WHAT YOU ARE ASKED TO DO:
Count, in the entries, the lines with "average". Answer with the number only.

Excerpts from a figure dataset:
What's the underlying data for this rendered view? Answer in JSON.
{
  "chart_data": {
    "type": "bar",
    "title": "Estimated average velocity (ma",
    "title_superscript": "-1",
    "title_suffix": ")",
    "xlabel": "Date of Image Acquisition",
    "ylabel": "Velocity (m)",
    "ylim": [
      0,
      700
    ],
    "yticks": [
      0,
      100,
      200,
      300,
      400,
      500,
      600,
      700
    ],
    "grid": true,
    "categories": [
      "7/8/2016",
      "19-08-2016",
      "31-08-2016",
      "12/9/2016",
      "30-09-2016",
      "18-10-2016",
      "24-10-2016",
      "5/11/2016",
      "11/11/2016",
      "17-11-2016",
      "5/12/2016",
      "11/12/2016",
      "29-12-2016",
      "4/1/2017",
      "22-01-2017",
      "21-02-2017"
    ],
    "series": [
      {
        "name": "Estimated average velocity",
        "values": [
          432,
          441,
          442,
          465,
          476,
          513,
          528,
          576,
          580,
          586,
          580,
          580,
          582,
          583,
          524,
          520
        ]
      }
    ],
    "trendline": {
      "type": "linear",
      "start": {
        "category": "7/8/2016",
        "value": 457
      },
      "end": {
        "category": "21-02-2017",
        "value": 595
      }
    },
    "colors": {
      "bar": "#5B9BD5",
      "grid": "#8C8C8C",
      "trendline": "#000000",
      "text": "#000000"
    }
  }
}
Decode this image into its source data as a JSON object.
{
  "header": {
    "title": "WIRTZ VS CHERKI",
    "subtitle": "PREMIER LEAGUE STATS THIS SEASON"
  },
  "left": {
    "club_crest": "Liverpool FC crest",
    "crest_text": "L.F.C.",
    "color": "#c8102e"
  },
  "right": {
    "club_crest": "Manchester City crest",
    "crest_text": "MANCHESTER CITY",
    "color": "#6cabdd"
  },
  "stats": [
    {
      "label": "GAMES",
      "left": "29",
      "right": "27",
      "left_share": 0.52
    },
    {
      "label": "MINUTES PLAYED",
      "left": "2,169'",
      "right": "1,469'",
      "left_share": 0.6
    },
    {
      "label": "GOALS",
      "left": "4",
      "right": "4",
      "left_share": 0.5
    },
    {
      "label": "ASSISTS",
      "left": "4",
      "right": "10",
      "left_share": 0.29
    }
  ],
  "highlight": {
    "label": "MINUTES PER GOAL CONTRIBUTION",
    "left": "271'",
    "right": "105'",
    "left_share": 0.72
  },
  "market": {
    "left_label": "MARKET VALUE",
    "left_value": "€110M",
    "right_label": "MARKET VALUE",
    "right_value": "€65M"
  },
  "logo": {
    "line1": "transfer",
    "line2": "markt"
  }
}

IN RESPONSE:
2